_WRITTEN PROBLEM_
Extract each line bearing the word "state".

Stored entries
-.-.-

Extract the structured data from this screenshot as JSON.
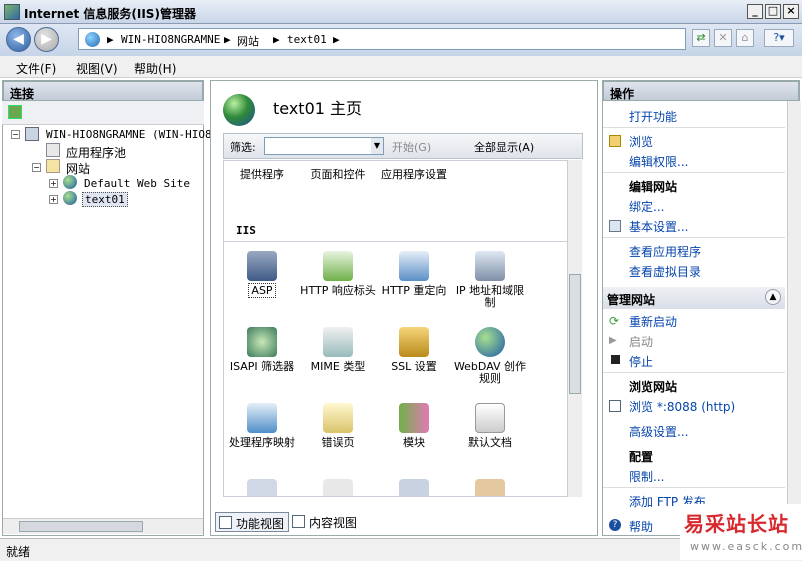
{
  "window": {
    "title": "Internet 信息服务(IIS)管理器"
  },
  "address": {
    "crumbs": [
      "WIN-HIO8NGRAMNE",
      "网站",
      "text01"
    ]
  },
  "menu": {
    "items": [
      "文件(F)",
      "视图(V)",
      "帮助(H)"
    ]
  },
  "connections": {
    "title": "连接",
    "tree": {
      "server": "WIN-HIO8NGRAMNE (WIN-HIO8N",
      "app_pools": "应用程序池",
      "sites": "网站",
      "site1": "Default Web Site",
      "site2": "text01"
    }
  },
  "center": {
    "title": "text01 主页",
    "filter": {
      "label": "筛选:",
      "value": "",
      "start": "开始(G)",
      "show_all": "全部显示(A)"
    },
    "section_iis": "IIS",
    "features_top": [
      "提供程序",
      "页面和控件",
      "应用程序设置"
    ],
    "features": [
      "ASP",
      "HTTP 响应标头",
      "HTTP 重定向",
      "IP 地址和域限制",
      "ISAPI 筛选器",
      "MIME 类型",
      "SSL 设置",
      "WebDAV 创作规则",
      "处理程序映射",
      "错误页",
      "模块",
      "默认文档"
    ],
    "view_tabs": {
      "feature_view": "功能视图",
      "content_view": "内容视图"
    }
  },
  "actions": {
    "title": "操作",
    "open_feature": "打开功能",
    "browse": "浏览",
    "edit_permissions": "编辑权限...",
    "edit_site_head": "编辑网站",
    "bindings": "绑定...",
    "basic_settings": "基本设置...",
    "view_apps": "查看应用程序",
    "view_vdirs": "查看虚拟目录",
    "manage_site_head": "管理网站",
    "restart": "重新启动",
    "start": "启动",
    "stop": "停止",
    "browse_site_head": "浏览网站",
    "browse_port": "浏览 *:8088 (http)",
    "advanced_settings": "高级设置...",
    "config_head": "配置",
    "limits": "限制...",
    "add_ftp": "添加 FTP 发布...",
    "help": "帮助"
  },
  "status": {
    "text": "就绪"
  },
  "watermark": {
    "line1": "易采站长站",
    "line2": "www.easck.com"
  },
  "colors": {
    "link": "#0645ad",
    "watermark_red": "#d8282e"
  }
}
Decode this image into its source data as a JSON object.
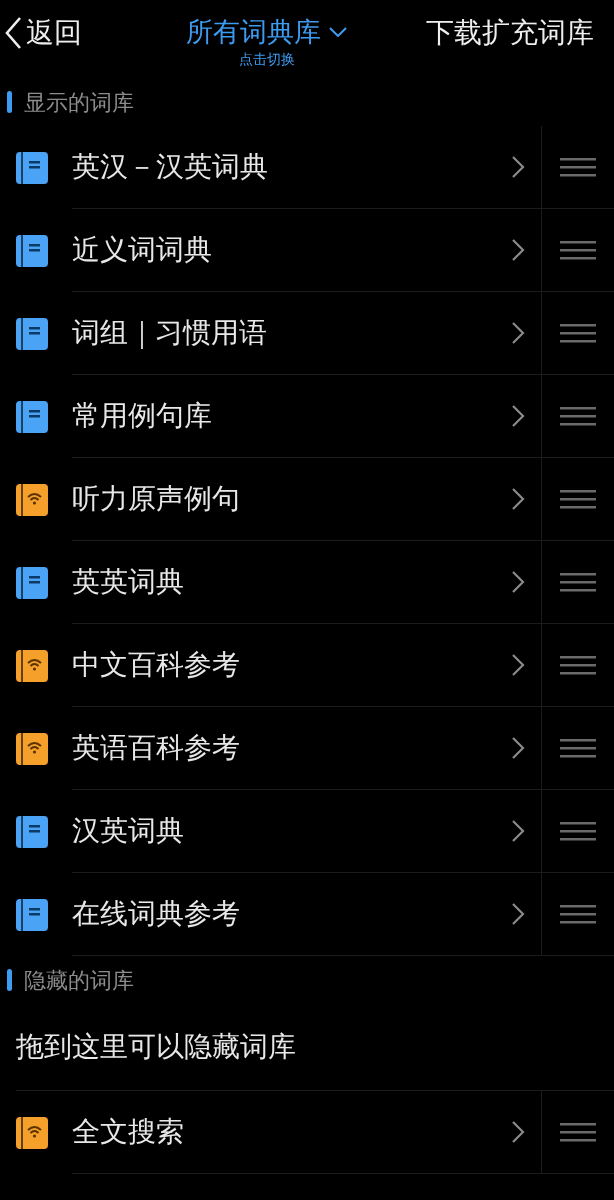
{
  "nav": {
    "back": "返回",
    "title": "所有词典库",
    "subtitle": "点击切换",
    "action": "下载扩充词库"
  },
  "sections": [
    {
      "title": "显示的词库",
      "items": [
        {
          "name": "英汉－汉英词典",
          "kind": "book"
        },
        {
          "name": "近义词词典",
          "kind": "book"
        },
        {
          "name": "词组｜习惯用语",
          "kind": "book"
        },
        {
          "name": "常用例句库",
          "kind": "book"
        },
        {
          "name": "听力原声例句",
          "kind": "online"
        },
        {
          "name": "英英词典",
          "kind": "book"
        },
        {
          "name": "中文百科参考",
          "kind": "online"
        },
        {
          "name": "英语百科参考",
          "kind": "online"
        },
        {
          "name": "汉英词典",
          "kind": "book"
        },
        {
          "name": "在线词典参考",
          "kind": "book"
        }
      ]
    },
    {
      "title": "隐藏的词库",
      "hint": "拖到这里可以隐藏词库",
      "items": [
        {
          "name": "全文搜索",
          "kind": "online"
        }
      ]
    }
  ]
}
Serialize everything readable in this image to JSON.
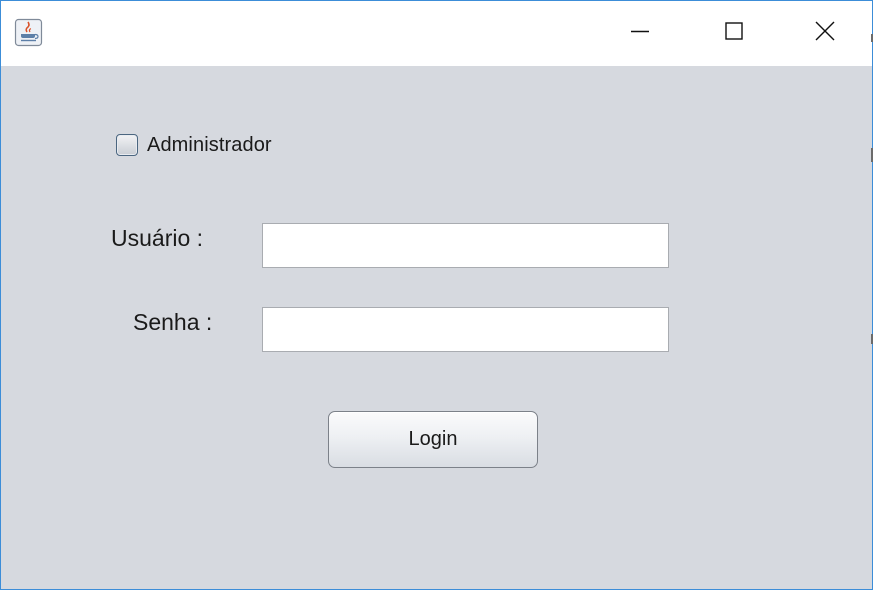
{
  "window": {
    "title": "",
    "icon": "java-cup-icon",
    "controls": {
      "minimize_icon": "minimize-icon",
      "maximize_icon": "maximize-icon",
      "close_icon": "close-icon"
    }
  },
  "form": {
    "admin_checkbox": {
      "label": "Administrador",
      "checked": false
    },
    "username": {
      "label": "Usuário :",
      "value": "",
      "placeholder": ""
    },
    "password": {
      "label": "Senha :",
      "value": "",
      "placeholder": ""
    },
    "login_button_label": "Login"
  },
  "colors": {
    "accent_border": "#3c8dd8",
    "client_background": "#d6d9df",
    "titlebar_background": "#ffffff"
  }
}
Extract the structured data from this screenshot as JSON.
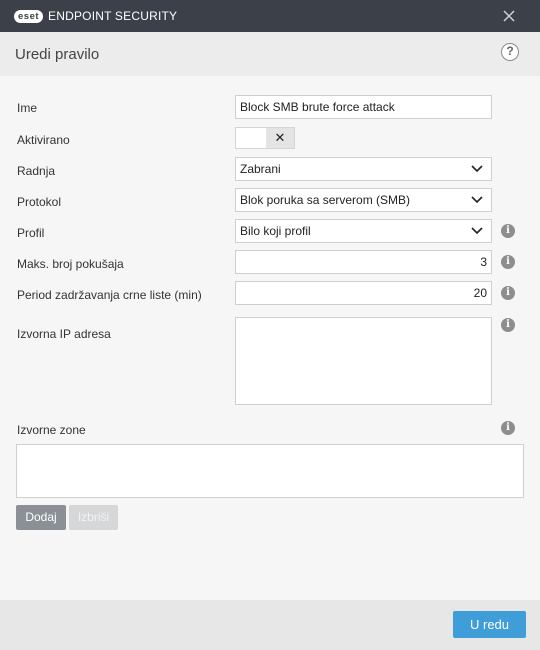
{
  "window": {
    "logo_badge": "eset",
    "product_name": "ENDPOINT SECURITY"
  },
  "header": {
    "title": "Uredi pravilo",
    "help_glyph": "?"
  },
  "form": {
    "name": {
      "label": "Ime",
      "value": "Block SMB brute force attack"
    },
    "enabled": {
      "label": "Aktivirano",
      "state": "off",
      "glyph": "✕"
    },
    "action": {
      "label": "Radnja",
      "value": "Zabrani"
    },
    "protocol": {
      "label": "Protokol",
      "value": "Blok poruka sa serverom (SMB)"
    },
    "profile": {
      "label": "Profil",
      "value": "Bilo koji profil"
    },
    "max_attempts": {
      "label": "Maks. broj pokušaja",
      "value": "3"
    },
    "blacklist_period": {
      "label": "Period zadržavanja crne liste (min)",
      "value": "20"
    },
    "source_ip": {
      "label": "Izvorna IP adresa",
      "value": ""
    },
    "source_zones": {
      "label": "Izvorne zone"
    }
  },
  "info_glyph": "i",
  "buttons": {
    "add": "Dodaj",
    "delete": "Izbriši",
    "ok": "U redu"
  },
  "colors": {
    "titlebar": "#3c4149",
    "primary_button": "#3f9dd8",
    "secondary_button": "#8a9096"
  }
}
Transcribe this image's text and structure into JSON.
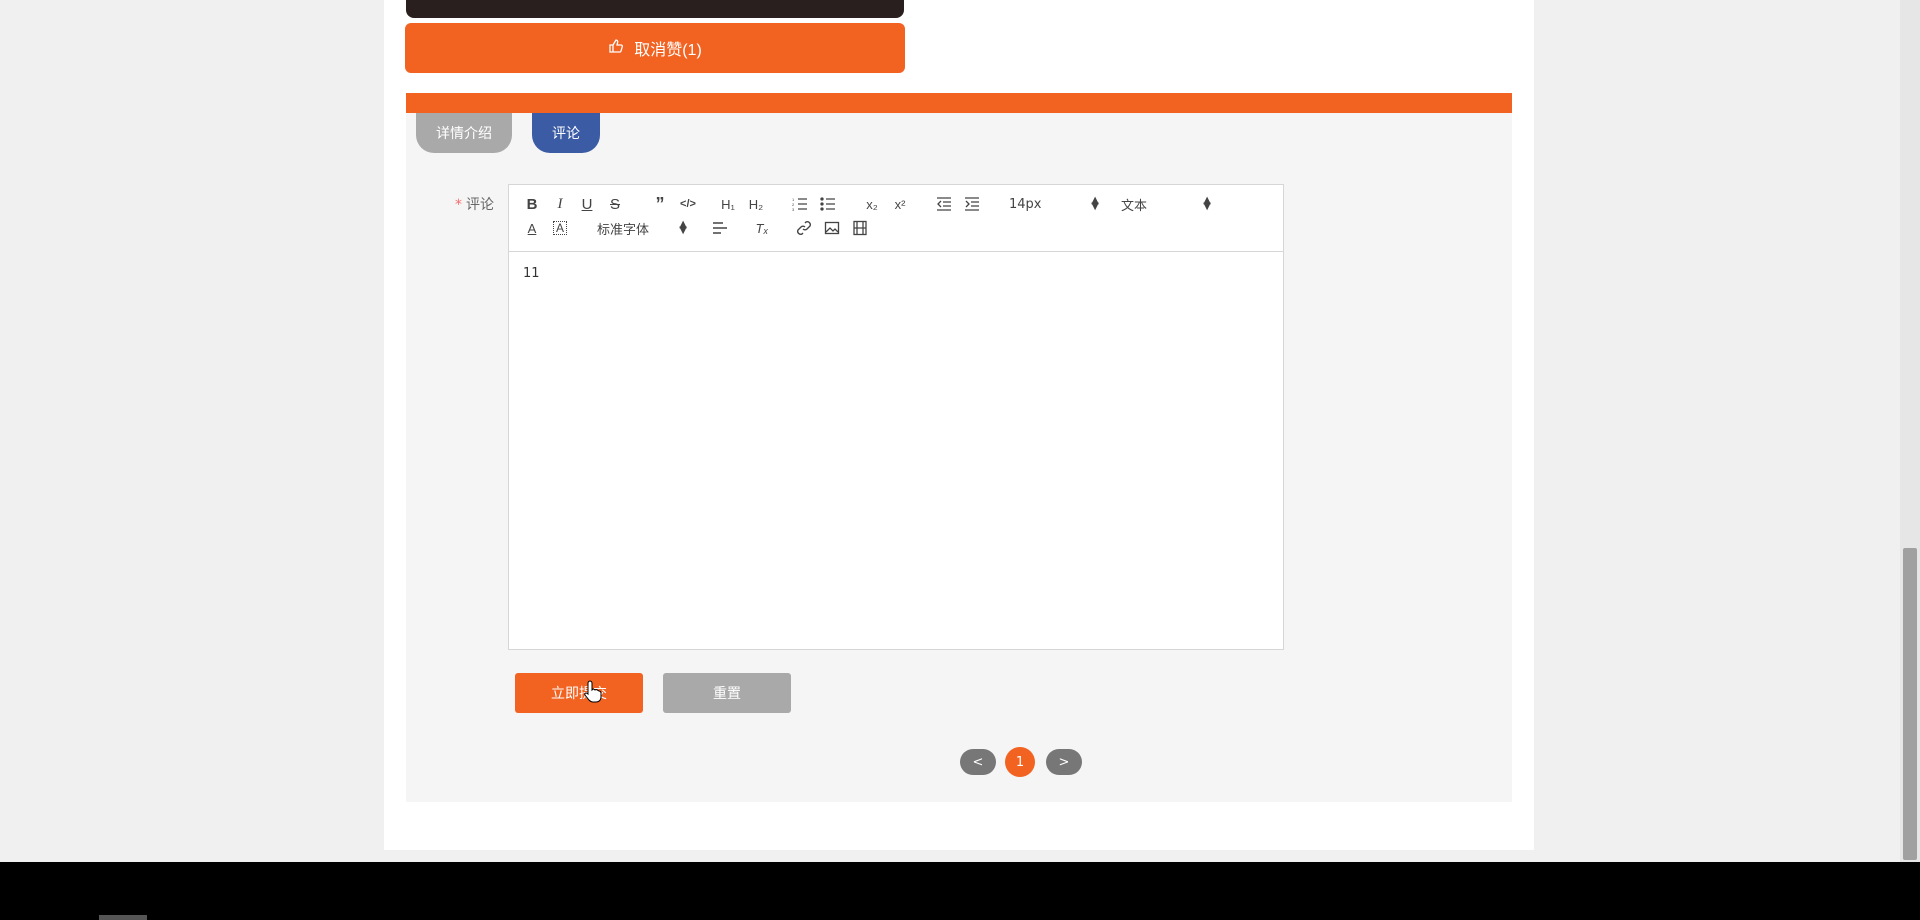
{
  "like_button": {
    "label": "取消赞(1)"
  },
  "tabs": [
    {
      "label": "详情介绍"
    },
    {
      "label": "评论"
    }
  ],
  "comment_field": {
    "required_mark": "*",
    "label": "评论",
    "value": "11"
  },
  "toolbar": {
    "buttons": [
      "bold",
      "italic",
      "underline",
      "strike",
      "blockquote",
      "code-block",
      "h1",
      "h2",
      "ordered-list",
      "bullet-list",
      "subscript",
      "superscript",
      "outdent",
      "indent",
      "font-color",
      "background",
      "align",
      "clean",
      "link",
      "image",
      "video"
    ],
    "size_select": "14px",
    "header_select": "文本",
    "font_select": "标准字体"
  },
  "actions": {
    "submit": "立即提交",
    "reset": "重置"
  },
  "pagination": {
    "prev": "<",
    "current": "1",
    "next": ">"
  },
  "colors": {
    "accent": "#f26321",
    "tab_active": "#3b5ba5",
    "tab_inactive": "#a9a9a9"
  }
}
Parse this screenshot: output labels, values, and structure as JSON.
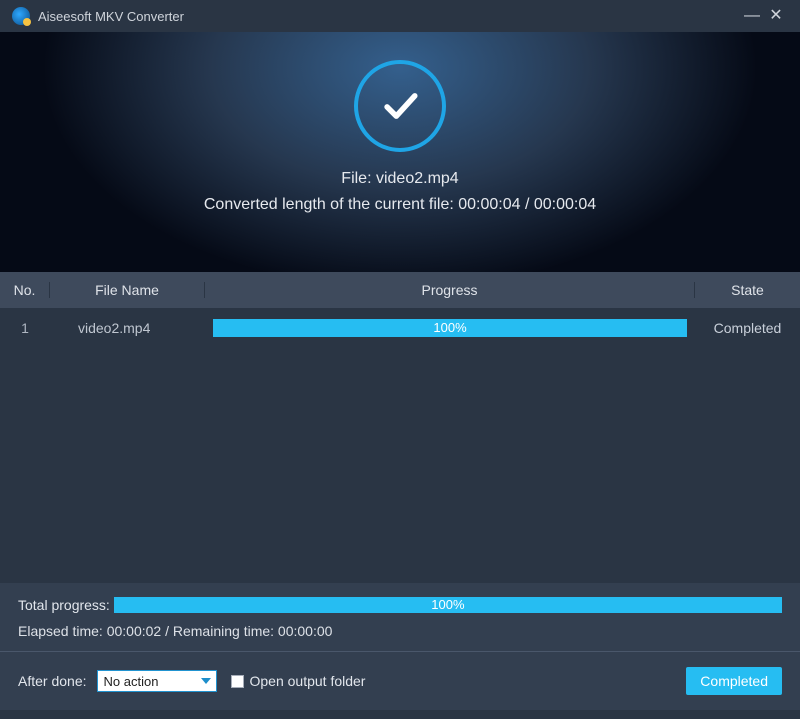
{
  "window": {
    "title": "Aiseesoft MKV Converter"
  },
  "hero": {
    "file_label": "File: video2.mp4",
    "progress_text": "Converted length of the current file: 00:00:04 / 00:00:04"
  },
  "table": {
    "headers": {
      "no": "No.",
      "file_name": "File Name",
      "progress": "Progress",
      "state": "State"
    },
    "rows": [
      {
        "no": "1",
        "file_name": "video2.mp4",
        "progress_percent": "100%",
        "progress_value": 100,
        "state": "Completed"
      }
    ]
  },
  "footer": {
    "total_label": "Total progress:",
    "total_percent": "100%",
    "total_value": 100,
    "times_text": "Elapsed time: 00:00:02 / Remaining time: 00:00:00",
    "after_done_label": "After done:",
    "after_done_value": "No action",
    "open_folder_label": "Open output folder",
    "button_label": "Completed"
  }
}
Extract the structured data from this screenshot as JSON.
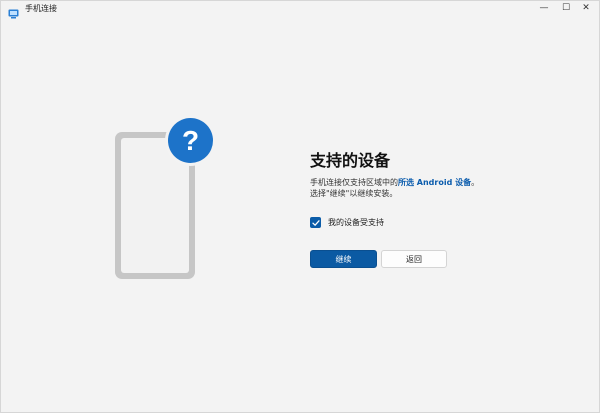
{
  "window": {
    "title": "手机连接",
    "minimize_symbol": "—",
    "maximize_symbol": "☐",
    "close_symbol": "✕"
  },
  "illustration": {
    "badge_symbol": "?",
    "badge_color": "#1d73c9",
    "phone_color": "#c6c6c6"
  },
  "content": {
    "heading": "支持的设备",
    "desc_prefix": "手机连接仅支持区域中的",
    "desc_link": "所选 Android 设备",
    "desc_suffix": "。",
    "desc_line2": "选择\"继续\"以继续安装。",
    "checkbox_label": "我的设备受支持",
    "checkbox_checked": true
  },
  "buttons": {
    "continue_label": "继续",
    "back_label": "返回"
  },
  "colors": {
    "accent": "#0b5aa3",
    "link": "#0b5cad",
    "background": "#f3f3f3"
  }
}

-.-.-

_COMPLETE RESPONSE_
      "state": "off",
      "state": "State"
        "state": "Completed"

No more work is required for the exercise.